## Given request
Set down each entry from the block beneath, exactly as written.

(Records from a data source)
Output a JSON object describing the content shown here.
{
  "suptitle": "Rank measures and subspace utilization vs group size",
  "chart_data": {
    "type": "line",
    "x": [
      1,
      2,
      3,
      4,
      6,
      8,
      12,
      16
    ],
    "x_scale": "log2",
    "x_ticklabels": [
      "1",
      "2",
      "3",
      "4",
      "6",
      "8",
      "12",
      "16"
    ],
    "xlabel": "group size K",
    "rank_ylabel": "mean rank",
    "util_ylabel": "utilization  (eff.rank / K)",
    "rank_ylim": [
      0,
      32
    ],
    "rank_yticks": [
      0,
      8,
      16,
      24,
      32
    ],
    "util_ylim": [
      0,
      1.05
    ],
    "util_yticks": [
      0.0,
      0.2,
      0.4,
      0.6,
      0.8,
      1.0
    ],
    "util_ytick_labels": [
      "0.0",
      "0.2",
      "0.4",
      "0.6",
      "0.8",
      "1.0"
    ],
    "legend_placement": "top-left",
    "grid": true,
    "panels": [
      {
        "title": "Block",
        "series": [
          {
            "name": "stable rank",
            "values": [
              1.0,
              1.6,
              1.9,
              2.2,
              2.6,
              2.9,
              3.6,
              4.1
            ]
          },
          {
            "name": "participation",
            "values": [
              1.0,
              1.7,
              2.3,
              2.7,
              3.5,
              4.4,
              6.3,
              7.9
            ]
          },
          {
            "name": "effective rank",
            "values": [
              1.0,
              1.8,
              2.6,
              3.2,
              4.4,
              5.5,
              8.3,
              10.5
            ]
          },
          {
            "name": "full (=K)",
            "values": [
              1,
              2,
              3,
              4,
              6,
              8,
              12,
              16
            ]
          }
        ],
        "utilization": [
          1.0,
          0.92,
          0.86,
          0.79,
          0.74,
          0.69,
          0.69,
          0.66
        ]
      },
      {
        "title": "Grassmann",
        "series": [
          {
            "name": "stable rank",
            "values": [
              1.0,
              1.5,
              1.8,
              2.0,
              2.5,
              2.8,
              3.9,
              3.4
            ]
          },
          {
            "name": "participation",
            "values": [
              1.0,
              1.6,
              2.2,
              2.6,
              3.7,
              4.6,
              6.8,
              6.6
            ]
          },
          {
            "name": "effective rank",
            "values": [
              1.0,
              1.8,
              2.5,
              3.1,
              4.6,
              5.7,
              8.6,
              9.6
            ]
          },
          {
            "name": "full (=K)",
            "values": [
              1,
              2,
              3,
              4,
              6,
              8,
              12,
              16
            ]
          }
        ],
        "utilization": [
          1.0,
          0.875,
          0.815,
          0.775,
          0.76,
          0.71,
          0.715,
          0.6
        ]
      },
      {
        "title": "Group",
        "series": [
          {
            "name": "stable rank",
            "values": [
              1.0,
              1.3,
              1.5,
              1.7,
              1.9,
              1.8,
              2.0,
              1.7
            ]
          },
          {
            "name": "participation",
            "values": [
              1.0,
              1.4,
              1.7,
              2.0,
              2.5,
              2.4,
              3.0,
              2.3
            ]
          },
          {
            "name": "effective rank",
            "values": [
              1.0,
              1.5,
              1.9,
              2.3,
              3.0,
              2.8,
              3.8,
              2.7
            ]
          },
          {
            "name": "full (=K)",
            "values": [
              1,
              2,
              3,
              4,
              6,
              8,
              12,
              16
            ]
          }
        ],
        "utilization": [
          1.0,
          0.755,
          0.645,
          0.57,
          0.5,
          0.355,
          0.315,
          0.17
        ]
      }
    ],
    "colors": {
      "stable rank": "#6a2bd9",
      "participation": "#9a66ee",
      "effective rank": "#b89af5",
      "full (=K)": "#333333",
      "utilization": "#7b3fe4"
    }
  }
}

## Exercise response
Output a JSON object describing the content shown here.
{
  "suptitle": "Rank measures and subspace utilization vs group size",
  "chart_data": {
    "type": "line",
    "x": [
      1,
      2,
      3,
      4,
      6,
      8,
      12,
      16
    ],
    "x_scale": "log2",
    "x_ticklabels": [
      "1",
      "2",
      "3",
      "4",
      "6",
      "8",
      "12",
      "16"
    ],
    "xlabel": "group size K",
    "rank_ylabel": "mean rank",
    "util_ylabel": "utilization  (eff.rank / K)",
    "rank_ylim": [
      0,
      32
    ],
    "rank_yticks": [
      0,
      8,
      16,
      24,
      32
    ],
    "util_ylim": [
      0,
      1.05
    ],
    "util_yticks": [
      0.0,
      0.2,
      0.4,
      0.6,
      0.8,
      1.0
    ],
    "util_ytick_labels": [
      "0.0",
      "0.2",
      "0.4",
      "0.6",
      "0.8",
      "1.0"
    ],
    "legend_placement": "top-left",
    "grid": true,
    "panels": [
      {
        "title": "Block",
        "series": [
          {
            "name": "stable rank",
            "values": [
              1.0,
              1.6,
              1.9,
              2.2,
              2.6,
              2.9,
              3.6,
              4.1
            ]
          },
          {
            "name": "participation",
            "values": [
              1.0,
              1.7,
              2.3,
              2.7,
              3.5,
              4.4,
              6.3,
              7.9
            ]
          },
          {
            "name": "effective rank",
            "values": [
              1.0,
              1.8,
              2.6,
              3.2,
              4.4,
              5.5,
              8.3,
              10.5
            ]
          },
          {
            "name": "full (=K)",
            "values": [
              1,
              2,
              3,
              4,
              6,
              8,
              12,
              16
            ]
          }
        ],
        "utilization": [
          1.0,
          0.92,
          0.86,
          0.79,
          0.74,
          0.69,
          0.69,
          0.66
        ]
      },
      {
        "title": "Grassmann",
        "series": [
          {
            "name": "stable rank",
            "values": [
              1.0,
              1.5,
              1.8,
              2.0,
              2.5,
              2.8,
              3.9,
              3.4
            ]
          },
          {
            "name": "participation",
            "values": [
              1.0,
              1.6,
              2.2,
              2.6,
              3.7,
              4.6,
              6.8,
              6.6
            ]
          },
          {
            "name": "effective rank",
            "values": [
              1.0,
              1.8,
              2.5,
              3.1,
              4.6,
              5.7,
              8.6,
              9.6
            ]
          },
          {
            "name": "full (=K)",
            "values": [
              1,
              2,
              3,
              4,
              6,
              8,
              12,
              16
            ]
          }
        ],
        "utilization": [
          1.0,
          0.875,
          0.815,
          0.775,
          0.76,
          0.71,
          0.715,
          0.6
        ]
      },
      {
        "title": "Group",
        "series": [
          {
            "name": "stable rank",
            "values": [
              1.0,
              1.3,
              1.5,
              1.7,
              1.9,
              1.8,
              2.0,
              1.7
            ]
          },
          {
            "name": "participation",
            "values": [
              1.0,
              1.4,
              1.7,
              2.0,
              2.5,
              2.4,
              3.0,
              2.3
            ]
          },
          {
            "name": "effective rank",
            "values": [
              1.0,
              1.5,
              1.9,
              2.3,
              3.0,
              2.8,
              3.8,
              2.7
            ]
          },
          {
            "name": "full (=K)",
            "values": [
              1,
              2,
              3,
              4,
              6,
              8,
              12,
              16
            ]
          }
        ],
        "utilization": [
          1.0,
          0.755,
          0.645,
          0.57,
          0.5,
          0.355,
          0.315,
          0.17
        ]
      }
    ],
    "colors": {
      "stable rank": "#6a2bd9",
      "participation": "#9a66ee",
      "effective rank": "#b89af5",
      "full (=K)": "#333333",
      "utilization": "#7b3fe4"
    }
  }
}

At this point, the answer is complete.